## YOUR GOAL
Output each line of the material exactly as it stands.

(Records from a dataset)

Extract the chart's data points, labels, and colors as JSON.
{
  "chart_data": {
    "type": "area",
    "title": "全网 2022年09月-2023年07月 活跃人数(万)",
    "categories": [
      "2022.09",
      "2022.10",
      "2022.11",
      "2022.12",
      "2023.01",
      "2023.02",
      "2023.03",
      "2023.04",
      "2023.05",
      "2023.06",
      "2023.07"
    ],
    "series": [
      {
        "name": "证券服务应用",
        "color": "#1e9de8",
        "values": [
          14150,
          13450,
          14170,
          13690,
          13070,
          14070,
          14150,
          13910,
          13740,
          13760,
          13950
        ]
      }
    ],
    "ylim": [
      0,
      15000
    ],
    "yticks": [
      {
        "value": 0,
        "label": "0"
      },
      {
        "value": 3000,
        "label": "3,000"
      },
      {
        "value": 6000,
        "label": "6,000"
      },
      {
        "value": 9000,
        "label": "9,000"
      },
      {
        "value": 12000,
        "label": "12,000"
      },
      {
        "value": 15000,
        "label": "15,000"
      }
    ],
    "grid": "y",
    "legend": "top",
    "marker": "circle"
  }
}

## ANSWER TO THE TASK
Extract the chart's data points, labels, and colors as JSON.
{
  "chart_data": {
    "type": "area",
    "title": "全网 2022年09月-2023年07月 活跃人数(万)",
    "categories": [
      "2022.09",
      "2022.10",
      "2022.11",
      "2022.12",
      "2023.01",
      "2023.02",
      "2023.03",
      "2023.04",
      "2023.05",
      "2023.06",
      "2023.07"
    ],
    "series": [
      {
        "name": "证券服务应用",
        "color": "#1e9de8",
        "values": [
          14150,
          13450,
          14170,
          13690,
          13070,
          14070,
          14150,
          13910,
          13740,
          13760,
          13950
        ]
      }
    ],
    "ylim": [
      0,
      15000
    ],
    "yticks": [
      {
        "value": 0,
        "label": "0"
      },
      {
        "value": 3000,
        "label": "3,000"
      },
      {
        "value": 6000,
        "label": "6,000"
      },
      {
        "value": 9000,
        "label": "9,000"
      },
      {
        "value": 12000,
        "label": "12,000"
      },
      {
        "value": 15000,
        "label": "15,000"
      }
    ],
    "grid": "y",
    "legend": "top",
    "marker": "circle"
  }
}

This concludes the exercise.